*What the exercise asks:* Pick out each line of the records that includes the string "salinities", and copy it.
• • • •
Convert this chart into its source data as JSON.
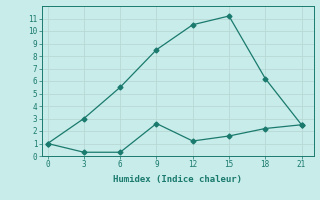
{
  "xlabel": "Humidex (Indice chaleur)",
  "line1_x": [
    0,
    3,
    6,
    9,
    12,
    15,
    18,
    21
  ],
  "line1_y": [
    1.0,
    3.0,
    5.5,
    8.5,
    10.5,
    11.2,
    6.2,
    2.5
  ],
  "line2_x": [
    0,
    3,
    6,
    9,
    12,
    15,
    18,
    21
  ],
  "line2_y": [
    1.0,
    0.3,
    0.3,
    2.6,
    1.2,
    1.6,
    2.2,
    2.5
  ],
  "line_color": "#1a7a6e",
  "bg_color": "#c8ece9",
  "grid_color": "#b8d8d4",
  "xlim": [
    -0.5,
    22
  ],
  "ylim": [
    0,
    12
  ],
  "xticks": [
    0,
    3,
    6,
    9,
    12,
    15,
    18,
    21
  ],
  "yticks": [
    0,
    1,
    2,
    3,
    4,
    5,
    6,
    7,
    8,
    9,
    10,
    11
  ],
  "marker": "D",
  "markersize": 2.5,
  "linewidth": 0.9,
  "tick_fontsize": 5.5,
  "xlabel_fontsize": 6.5
}
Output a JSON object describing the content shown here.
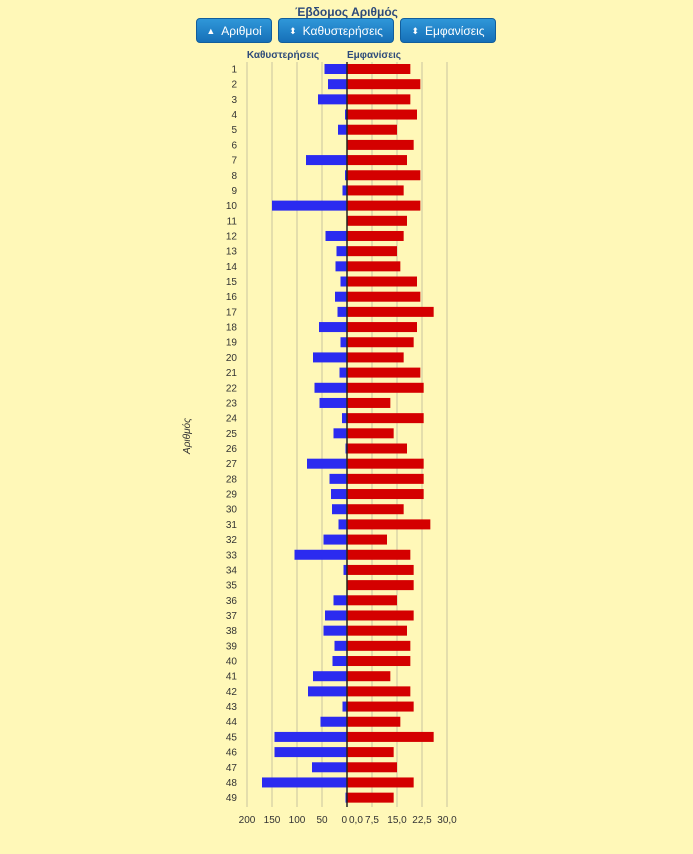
{
  "title": "Έβδομος Αριθμός",
  "buttons": [
    {
      "icon": "sort-up-icon",
      "glyph": "▲",
      "label": "Αριθμοί"
    },
    {
      "icon": "sort-both-icon",
      "glyph": "⬍",
      "label": "Καθυστερήσεις"
    },
    {
      "icon": "sort-both-icon",
      "glyph": "⬍",
      "label": "Εμφανίσεις"
    }
  ],
  "chart_data": {
    "type": "bar",
    "orientation": "horizontal",
    "ylabel": "Αριθμός",
    "categories": [
      "1",
      "2",
      "3",
      "4",
      "5",
      "6",
      "7",
      "8",
      "9",
      "10",
      "11",
      "12",
      "13",
      "14",
      "15",
      "16",
      "17",
      "18",
      "19",
      "20",
      "21",
      "22",
      "23",
      "24",
      "25",
      "26",
      "27",
      "28",
      "29",
      "30",
      "31",
      "32",
      "33",
      "34",
      "35",
      "36",
      "37",
      "38",
      "39",
      "40",
      "41",
      "42",
      "43",
      "44",
      "45",
      "46",
      "47",
      "48",
      "49"
    ],
    "series": [
      {
        "name": "Καθυστερήσεις",
        "color": "#2b2bf0",
        "xlim": [
          200,
          0
        ],
        "ticks": [
          "200",
          "150",
          "100",
          "50",
          "0"
        ],
        "values": [
          45,
          38,
          58,
          4,
          18,
          0,
          82,
          4,
          9,
          150,
          0,
          43,
          21,
          23,
          13,
          24,
          19,
          56,
          13,
          68,
          15,
          65,
          55,
          10,
          27,
          3,
          80,
          35,
          32,
          30,
          17,
          47,
          105,
          7,
          0,
          27,
          44,
          47,
          25,
          29,
          68,
          78,
          9,
          53,
          145,
          145,
          70,
          170,
          3
        ]
      },
      {
        "name": "Εμφανίσεις",
        "color": "#d40000",
        "xlim": [
          0,
          30
        ],
        "ticks": [
          "0,0",
          "7,5",
          "15,0",
          "22,5",
          "30,0"
        ],
        "values": [
          19,
          22,
          19,
          21,
          15,
          20,
          18,
          22,
          17,
          22,
          18,
          17,
          15,
          16,
          21,
          22,
          26,
          21,
          20,
          17,
          22,
          23,
          13,
          23,
          14,
          18,
          23,
          23,
          23,
          17,
          25,
          12,
          19,
          20,
          20,
          15,
          20,
          18,
          19,
          19,
          13,
          19,
          20,
          16,
          26,
          14,
          15,
          20,
          14
        ]
      }
    ],
    "grid": true
  }
}
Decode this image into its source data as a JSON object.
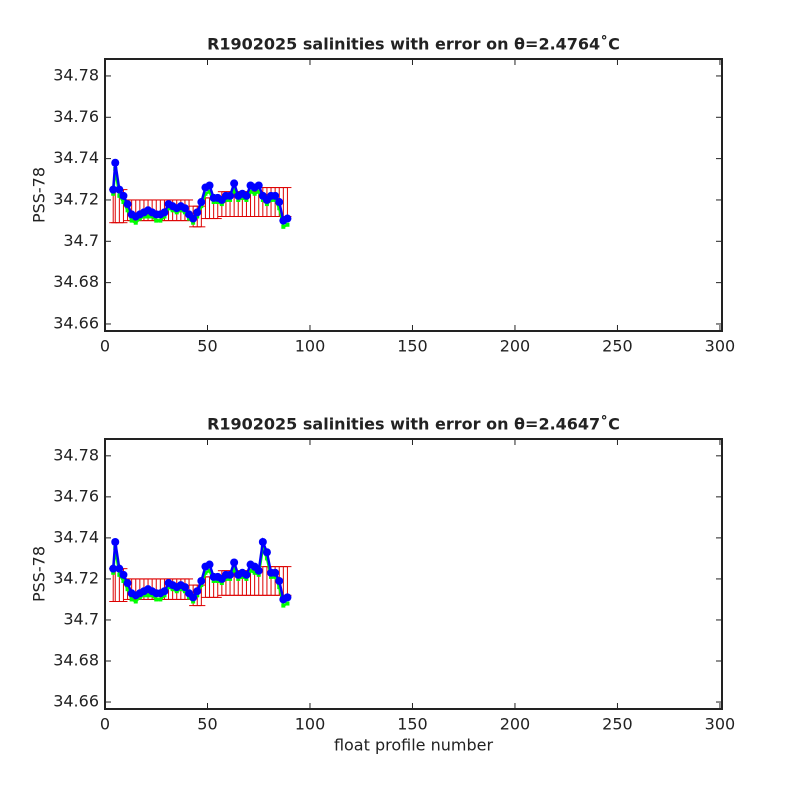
{
  "chart_data": [
    {
      "type": "line",
      "title": "R1902025 salinities with error on θ=2.4764˚C",
      "ylabel": "PSS-78",
      "xlim": [
        0,
        301
      ],
      "xticks": [
        0,
        50,
        100,
        150,
        200,
        250,
        300
      ],
      "ylim": [
        34.6566,
        34.7882
      ],
      "yticks": [
        34.66,
        34.68,
        34.7,
        34.72,
        34.74,
        34.76,
        34.78
      ],
      "x": [
        4,
        5,
        7,
        9,
        11,
        13,
        15,
        17,
        19,
        21,
        23,
        25,
        27,
        29,
        31,
        33,
        35,
        37,
        39,
        41,
        43,
        45,
        47,
        49,
        51,
        53,
        55,
        57,
        59,
        61,
        63,
        65,
        67,
        69,
        71,
        73,
        75,
        77,
        79,
        81,
        83,
        85,
        87,
        89
      ],
      "series": [
        {
          "color": "#00ff00",
          "values": [
            34.723,
            34.735,
            34.722,
            34.719,
            34.715,
            34.71,
            34.709,
            34.711,
            34.712,
            34.712,
            34.712,
            34.71,
            34.71,
            34.712,
            34.716,
            34.715,
            34.714,
            34.715,
            34.714,
            34.711,
            34.709,
            34.712,
            34.717,
            34.723,
            34.724,
            34.719,
            34.719,
            34.718,
            34.72,
            34.72,
            34.725,
            34.72,
            34.721,
            34.72,
            34.724,
            34.723,
            34.724,
            34.72,
            34.718,
            34.72,
            34.72,
            34.716,
            34.707,
            34.708
          ]
        },
        {
          "color": "#0000ff",
          "markers": true,
          "values": [
            34.725,
            34.738,
            34.725,
            34.722,
            34.718,
            34.713,
            34.712,
            34.713,
            34.714,
            34.715,
            34.714,
            34.713,
            34.713,
            34.714,
            34.718,
            34.717,
            34.716,
            34.717,
            34.716,
            34.713,
            34.711,
            34.714,
            34.719,
            34.726,
            34.727,
            34.721,
            34.721,
            34.72,
            34.722,
            34.722,
            34.728,
            34.722,
            34.723,
            34.722,
            34.727,
            34.726,
            34.727,
            34.722,
            34.72,
            34.722,
            34.722,
            34.719,
            34.71,
            34.711
          ]
        }
      ],
      "errorbars": {
        "color": "#dd0000",
        "values": [
          34.717,
          34.717,
          34.717,
          34.717,
          34.715,
          34.715,
          34.715,
          34.715,
          34.715,
          34.715,
          34.715,
          34.715,
          34.715,
          34.715,
          34.715,
          34.715,
          34.715,
          34.715,
          34.715,
          34.715,
          34.712,
          34.712,
          34.712,
          34.716,
          34.716,
          34.716,
          34.716,
          34.718,
          34.718,
          34.718,
          34.718,
          34.718,
          34.718,
          34.718,
          34.718,
          34.718,
          34.718,
          34.719,
          34.719,
          34.719,
          34.719,
          34.719,
          34.719,
          34.719
        ],
        "errors": [
          0.008,
          0.008,
          0.008,
          0.008,
          0.005,
          0.005,
          0.005,
          0.005,
          0.005,
          0.005,
          0.005,
          0.005,
          0.005,
          0.005,
          0.005,
          0.005,
          0.005,
          0.005,
          0.005,
          0.005,
          0.005,
          0.005,
          0.005,
          0.005,
          0.005,
          0.005,
          0.005,
          0.006,
          0.006,
          0.006,
          0.006,
          0.006,
          0.006,
          0.006,
          0.006,
          0.006,
          0.006,
          0.007,
          0.007,
          0.007,
          0.007,
          0.007,
          0.007,
          0.007
        ]
      }
    },
    {
      "type": "line",
      "title": "R1902025 salinities with error on θ=2.4647˚C",
      "ylabel": "PSS-78",
      "xlabel": "float profile number",
      "xlim": [
        0,
        301
      ],
      "xticks": [
        0,
        50,
        100,
        150,
        200,
        250,
        300
      ],
      "ylim": [
        34.6566,
        34.7882
      ],
      "yticks": [
        34.66,
        34.68,
        34.7,
        34.72,
        34.74,
        34.76,
        34.78
      ],
      "x": [
        4,
        5,
        7,
        9,
        11,
        13,
        15,
        17,
        19,
        21,
        23,
        25,
        27,
        29,
        31,
        33,
        35,
        37,
        39,
        41,
        43,
        45,
        47,
        49,
        51,
        53,
        55,
        57,
        59,
        61,
        63,
        65,
        67,
        69,
        71,
        73,
        75,
        77,
        79,
        81,
        83,
        85,
        87,
        89
      ],
      "series": [
        {
          "color": "#00ff00",
          "values": [
            34.723,
            34.735,
            34.722,
            34.719,
            34.715,
            34.71,
            34.709,
            34.711,
            34.712,
            34.712,
            34.712,
            34.71,
            34.71,
            34.712,
            34.716,
            34.715,
            34.714,
            34.715,
            34.714,
            34.711,
            34.709,
            34.712,
            34.717,
            34.723,
            34.724,
            34.719,
            34.719,
            34.718,
            34.72,
            34.72,
            34.725,
            34.72,
            34.721,
            34.72,
            34.724,
            34.723,
            34.722,
            34.735,
            34.73,
            34.721,
            34.721,
            34.716,
            34.707,
            34.708
          ]
        },
        {
          "color": "#0000ff",
          "markers": true,
          "values": [
            34.725,
            34.738,
            34.725,
            34.722,
            34.718,
            34.713,
            34.712,
            34.713,
            34.714,
            34.715,
            34.714,
            34.713,
            34.713,
            34.714,
            34.718,
            34.717,
            34.716,
            34.717,
            34.716,
            34.713,
            34.711,
            34.714,
            34.719,
            34.726,
            34.727,
            34.721,
            34.721,
            34.72,
            34.722,
            34.722,
            34.728,
            34.722,
            34.723,
            34.722,
            34.727,
            34.726,
            34.724,
            34.738,
            34.733,
            34.723,
            34.723,
            34.719,
            34.71,
            34.711
          ]
        }
      ],
      "errorbars": {
        "color": "#dd0000",
        "values": [
          34.717,
          34.717,
          34.717,
          34.717,
          34.715,
          34.715,
          34.715,
          34.715,
          34.715,
          34.715,
          34.715,
          34.715,
          34.715,
          34.715,
          34.715,
          34.715,
          34.715,
          34.715,
          34.715,
          34.715,
          34.712,
          34.712,
          34.712,
          34.716,
          34.716,
          34.716,
          34.716,
          34.718,
          34.718,
          34.718,
          34.718,
          34.718,
          34.718,
          34.718,
          34.718,
          34.718,
          34.718,
          34.719,
          34.719,
          34.719,
          34.719,
          34.719,
          34.719,
          34.719
        ],
        "errors": [
          0.008,
          0.008,
          0.008,
          0.008,
          0.005,
          0.005,
          0.005,
          0.005,
          0.005,
          0.005,
          0.005,
          0.005,
          0.005,
          0.005,
          0.005,
          0.005,
          0.005,
          0.005,
          0.005,
          0.005,
          0.005,
          0.005,
          0.005,
          0.005,
          0.005,
          0.005,
          0.005,
          0.006,
          0.006,
          0.006,
          0.006,
          0.006,
          0.006,
          0.006,
          0.006,
          0.006,
          0.006,
          0.007,
          0.007,
          0.007,
          0.007,
          0.007,
          0.007,
          0.007
        ]
      }
    }
  ]
}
• • • •
*Finished task:*
      "title": "R1902025 salinities with error on θ=2.4764˚C",
      "title": "R1902025 salinities with error on θ=2.4647˚C",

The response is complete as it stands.